Excerpted records ▸
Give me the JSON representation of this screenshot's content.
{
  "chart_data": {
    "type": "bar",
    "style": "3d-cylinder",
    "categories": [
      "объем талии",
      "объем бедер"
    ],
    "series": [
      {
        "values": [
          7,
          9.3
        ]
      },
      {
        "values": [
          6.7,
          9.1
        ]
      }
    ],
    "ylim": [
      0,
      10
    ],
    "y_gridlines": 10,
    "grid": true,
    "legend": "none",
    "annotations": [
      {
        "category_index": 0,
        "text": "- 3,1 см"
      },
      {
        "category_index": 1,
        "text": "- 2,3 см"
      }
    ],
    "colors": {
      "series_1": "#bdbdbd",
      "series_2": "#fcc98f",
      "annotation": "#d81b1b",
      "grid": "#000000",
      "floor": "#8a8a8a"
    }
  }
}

Exercise instructions ▸ Reproduce the records above exactly as they appear.

Answer ▸
Give me the JSON representation of this screenshot's content.
{
  "chart_data": {
    "type": "bar",
    "style": "3d-cylinder",
    "categories": [
      "объем талии",
      "объем бедер"
    ],
    "series": [
      {
        "values": [
          7,
          9.3
        ]
      },
      {
        "values": [
          6.7,
          9.1
        ]
      }
    ],
    "ylim": [
      0,
      10
    ],
    "y_gridlines": 10,
    "grid": true,
    "legend": "none",
    "annotations": [
      {
        "category_index": 0,
        "text": "- 3,1 см"
      },
      {
        "category_index": 1,
        "text": "- 2,3 см"
      }
    ],
    "colors": {
      "series_1": "#bdbdbd",
      "series_2": "#fcc98f",
      "annotation": "#d81b1b",
      "grid": "#000000",
      "floor": "#8a8a8a"
    }
  }
}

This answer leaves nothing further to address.